>> start
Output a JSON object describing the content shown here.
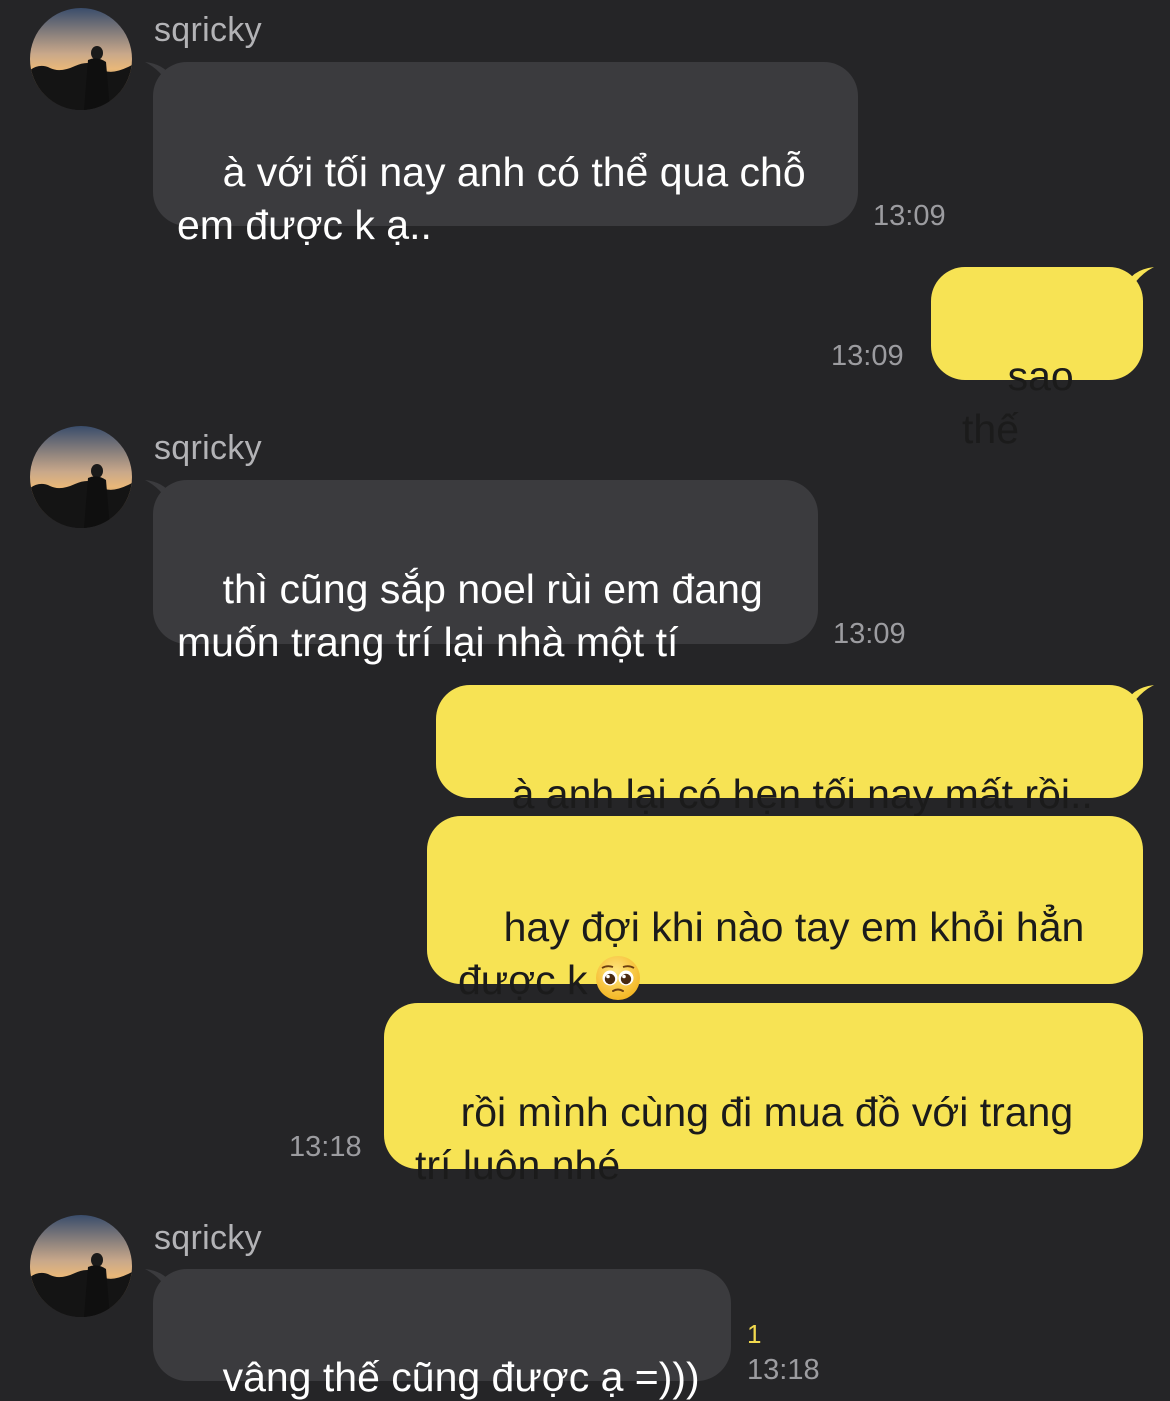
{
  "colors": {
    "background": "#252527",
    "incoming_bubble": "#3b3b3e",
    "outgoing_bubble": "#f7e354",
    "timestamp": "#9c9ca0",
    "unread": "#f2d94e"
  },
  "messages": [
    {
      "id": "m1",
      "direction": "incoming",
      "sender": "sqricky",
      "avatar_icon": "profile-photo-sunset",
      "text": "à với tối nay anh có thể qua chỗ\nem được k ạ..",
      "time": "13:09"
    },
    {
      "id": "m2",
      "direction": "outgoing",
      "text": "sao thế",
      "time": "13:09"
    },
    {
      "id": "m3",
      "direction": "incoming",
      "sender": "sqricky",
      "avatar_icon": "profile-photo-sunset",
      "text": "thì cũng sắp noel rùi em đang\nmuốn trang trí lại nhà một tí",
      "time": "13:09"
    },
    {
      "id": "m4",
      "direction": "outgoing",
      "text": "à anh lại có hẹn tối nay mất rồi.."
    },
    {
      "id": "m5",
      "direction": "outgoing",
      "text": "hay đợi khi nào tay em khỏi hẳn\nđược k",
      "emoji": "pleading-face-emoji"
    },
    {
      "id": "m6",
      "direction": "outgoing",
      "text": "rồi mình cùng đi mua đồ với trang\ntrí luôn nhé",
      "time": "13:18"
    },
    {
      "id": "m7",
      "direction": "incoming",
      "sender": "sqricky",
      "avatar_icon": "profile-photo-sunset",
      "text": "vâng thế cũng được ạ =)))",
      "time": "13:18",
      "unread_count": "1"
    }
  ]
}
>> end
>> start
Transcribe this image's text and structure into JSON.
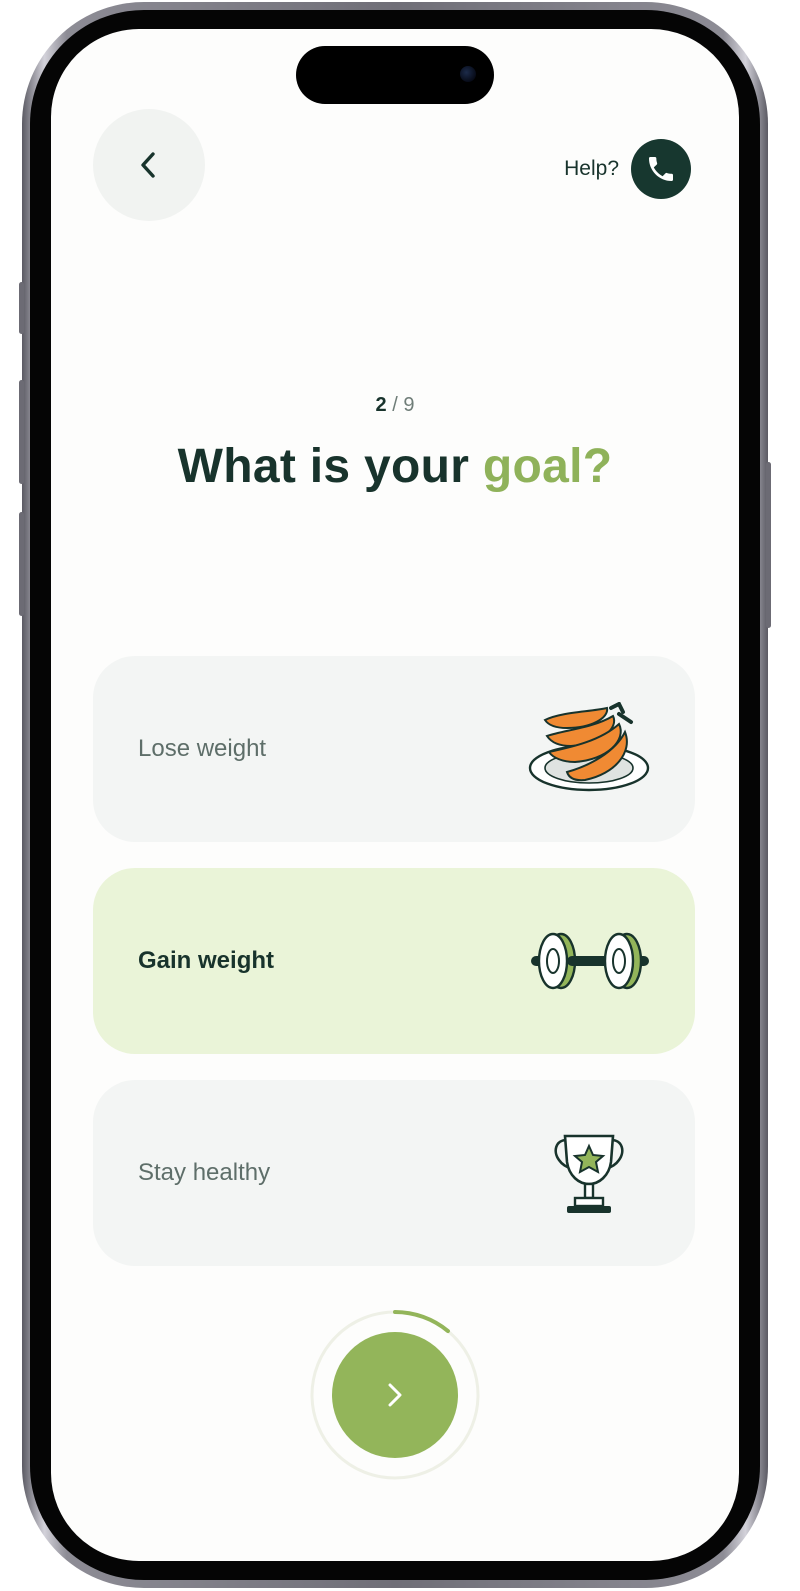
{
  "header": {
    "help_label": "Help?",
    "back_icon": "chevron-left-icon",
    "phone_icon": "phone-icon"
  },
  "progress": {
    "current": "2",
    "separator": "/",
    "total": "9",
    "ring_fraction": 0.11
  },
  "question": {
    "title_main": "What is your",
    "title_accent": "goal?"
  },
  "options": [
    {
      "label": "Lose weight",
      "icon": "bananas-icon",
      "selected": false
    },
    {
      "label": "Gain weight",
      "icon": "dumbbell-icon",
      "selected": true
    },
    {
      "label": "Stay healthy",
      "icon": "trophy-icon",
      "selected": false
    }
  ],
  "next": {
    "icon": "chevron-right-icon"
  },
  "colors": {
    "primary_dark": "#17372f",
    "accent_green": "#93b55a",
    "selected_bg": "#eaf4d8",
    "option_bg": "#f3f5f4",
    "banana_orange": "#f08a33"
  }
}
>> end
Given problem ::
Take every line from the records above that has the word "cũng" and copy it.

Written reply ::
      "text": "thì cũng sắp noel rùi em đang\nmuốn trang trí lại nhà một tí",
      "text": "vâng thế cũng được ạ =)))",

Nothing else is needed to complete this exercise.